Question

Use Euclid division Lemma to show that the cube of any positive integer is either of the form $9m,9m+1$ or, $9m+8$ for some integer $m$

Answer 1

According to Euclid’s Division Lemma if we have two positive integers $a$ and $b$, then there exist unique integers $q$ and $r$ which satisfies the condition $a=bq+r$ where $0\le r<b.$

In the given question, Let ${}^{\prime }{a}^{\prime }$ be any positive integer and $b=3.$

By Euclid'd Division lemma, $a=3q+r,$ $0\le r<3,$ [$\because b=3$ ], where $q\ge 0$

and $r=0,1,2$

so, $a=3q$ or $3q+1$ or $3q+2$

Then, ${}^{\prime }{a}^{\prime }$ is of the form $3q$ or, $3q+1$ or, $3q+2.$ So, we have the following cases:

Case $I$ When $a=3q$
In this case, we know

$a^3=(3q{)}^3$

$=27q^3$

$=9\left(3q^3\right)$

$=9m$, where $m=3q^3$

Case $II$, When $a=3q+1$
In this case, we have
$a^3=(3q+1{)}^3$
$\Rightarrow a^3=27q^3+27q^2+9q+1$
$\Rightarrow a^3=9q(3q^2+3q+1)+1$
$\Rightarrow a^3=9m+1$, where $m=q(3q^2+3q+1)$

Case $III$, When $a=3q+2$
In this case, we have
$a^3=(3q+2{)}^3$
$\Rightarrow a^3=27q^3+54q^2+36q+8$
$\Rightarrow a^3=9q(3q^2+6q+4)+8$

$a^3=9m+8$, where $m=q(3q^2+6q+4)$

Hence $a^3$ is either of the form $9m$ or, $9m+1$ or, $9m+8$.

**EXERCISE:** Reproduce the part of the proof about cubes of positive integers that begins at "Case $III$, When" and ends after "or, $9m+1$ or, $9m+8$.", without changing a single character.

**DATA:**
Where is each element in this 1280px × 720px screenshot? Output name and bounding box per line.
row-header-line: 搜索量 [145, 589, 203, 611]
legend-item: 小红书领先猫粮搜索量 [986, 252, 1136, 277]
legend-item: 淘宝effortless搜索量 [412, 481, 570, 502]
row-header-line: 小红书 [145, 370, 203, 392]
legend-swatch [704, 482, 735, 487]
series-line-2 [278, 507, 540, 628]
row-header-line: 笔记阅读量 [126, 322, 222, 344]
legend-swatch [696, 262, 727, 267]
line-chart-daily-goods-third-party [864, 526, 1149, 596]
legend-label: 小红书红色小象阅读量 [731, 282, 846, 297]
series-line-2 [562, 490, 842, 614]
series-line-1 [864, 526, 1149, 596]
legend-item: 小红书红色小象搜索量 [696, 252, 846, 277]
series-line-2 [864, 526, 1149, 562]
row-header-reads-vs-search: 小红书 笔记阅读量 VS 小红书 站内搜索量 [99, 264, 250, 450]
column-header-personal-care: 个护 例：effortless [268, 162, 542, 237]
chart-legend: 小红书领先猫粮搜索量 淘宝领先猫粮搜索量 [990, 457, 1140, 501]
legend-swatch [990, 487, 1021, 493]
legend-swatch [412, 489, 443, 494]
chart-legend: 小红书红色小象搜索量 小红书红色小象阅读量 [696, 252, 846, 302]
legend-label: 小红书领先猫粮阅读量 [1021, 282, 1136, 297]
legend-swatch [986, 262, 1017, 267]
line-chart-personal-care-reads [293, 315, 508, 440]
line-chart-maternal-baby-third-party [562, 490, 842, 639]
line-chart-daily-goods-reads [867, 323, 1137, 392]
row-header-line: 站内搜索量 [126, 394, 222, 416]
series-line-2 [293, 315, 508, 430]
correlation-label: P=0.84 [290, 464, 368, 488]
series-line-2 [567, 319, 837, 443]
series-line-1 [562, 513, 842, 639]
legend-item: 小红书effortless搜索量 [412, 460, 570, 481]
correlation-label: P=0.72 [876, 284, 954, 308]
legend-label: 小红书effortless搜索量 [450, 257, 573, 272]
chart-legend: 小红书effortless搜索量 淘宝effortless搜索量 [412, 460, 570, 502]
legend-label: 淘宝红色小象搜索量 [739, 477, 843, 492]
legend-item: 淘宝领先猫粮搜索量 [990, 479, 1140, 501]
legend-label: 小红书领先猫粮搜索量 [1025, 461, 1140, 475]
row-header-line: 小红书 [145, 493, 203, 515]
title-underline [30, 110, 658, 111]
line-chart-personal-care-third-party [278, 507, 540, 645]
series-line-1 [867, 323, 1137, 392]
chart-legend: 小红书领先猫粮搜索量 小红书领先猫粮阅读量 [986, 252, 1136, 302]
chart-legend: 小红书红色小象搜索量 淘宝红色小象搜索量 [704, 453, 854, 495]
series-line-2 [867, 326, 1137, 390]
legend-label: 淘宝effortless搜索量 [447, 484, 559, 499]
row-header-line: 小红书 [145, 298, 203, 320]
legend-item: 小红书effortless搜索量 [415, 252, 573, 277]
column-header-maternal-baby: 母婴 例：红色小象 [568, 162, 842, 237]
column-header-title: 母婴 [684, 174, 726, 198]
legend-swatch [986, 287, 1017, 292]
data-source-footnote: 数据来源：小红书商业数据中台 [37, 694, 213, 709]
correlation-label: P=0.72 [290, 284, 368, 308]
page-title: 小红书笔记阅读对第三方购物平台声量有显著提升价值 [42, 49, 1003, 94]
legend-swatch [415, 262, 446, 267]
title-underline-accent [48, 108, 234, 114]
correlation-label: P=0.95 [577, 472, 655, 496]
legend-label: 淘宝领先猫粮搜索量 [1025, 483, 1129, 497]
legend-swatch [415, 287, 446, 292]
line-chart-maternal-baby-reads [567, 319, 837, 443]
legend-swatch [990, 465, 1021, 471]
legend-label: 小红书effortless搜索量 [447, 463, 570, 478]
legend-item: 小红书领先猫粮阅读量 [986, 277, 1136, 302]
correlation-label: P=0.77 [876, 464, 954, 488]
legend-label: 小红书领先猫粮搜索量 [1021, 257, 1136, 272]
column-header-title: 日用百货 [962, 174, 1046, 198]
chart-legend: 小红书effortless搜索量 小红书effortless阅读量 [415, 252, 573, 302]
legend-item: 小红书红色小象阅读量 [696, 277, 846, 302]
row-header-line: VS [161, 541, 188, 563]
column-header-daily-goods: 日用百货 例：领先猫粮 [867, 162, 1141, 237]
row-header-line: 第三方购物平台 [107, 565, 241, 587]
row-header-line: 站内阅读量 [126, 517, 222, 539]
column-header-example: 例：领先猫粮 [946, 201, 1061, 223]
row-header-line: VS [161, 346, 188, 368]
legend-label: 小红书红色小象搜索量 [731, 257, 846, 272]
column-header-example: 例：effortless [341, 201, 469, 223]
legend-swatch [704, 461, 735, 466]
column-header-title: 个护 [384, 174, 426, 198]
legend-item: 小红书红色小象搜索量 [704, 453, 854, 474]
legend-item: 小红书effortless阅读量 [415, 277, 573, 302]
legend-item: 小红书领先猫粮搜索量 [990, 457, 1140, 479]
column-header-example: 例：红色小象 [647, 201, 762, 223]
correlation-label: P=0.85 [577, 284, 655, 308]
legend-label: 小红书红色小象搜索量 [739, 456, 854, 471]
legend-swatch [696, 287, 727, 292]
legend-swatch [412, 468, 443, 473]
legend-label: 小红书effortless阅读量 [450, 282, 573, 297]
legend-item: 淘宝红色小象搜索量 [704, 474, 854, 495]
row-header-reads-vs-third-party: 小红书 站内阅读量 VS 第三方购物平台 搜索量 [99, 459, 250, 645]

**ANSWER SPACE:**
Case $III$, When $a=3q+2$
In this case, we have
$a^3=(3q+2{)}^3$
$\Rightarrow a^3=27q^3+54q^2+36q+8$
$\Rightarrow a^3=9q(3q^2+6q+4)+8$

$a^3=9m+8$, where $m=q(3q^2+6q+4)$

Hence $a^3$ is either of the form $9m$ or, $9m+1$ or, $9m+8$.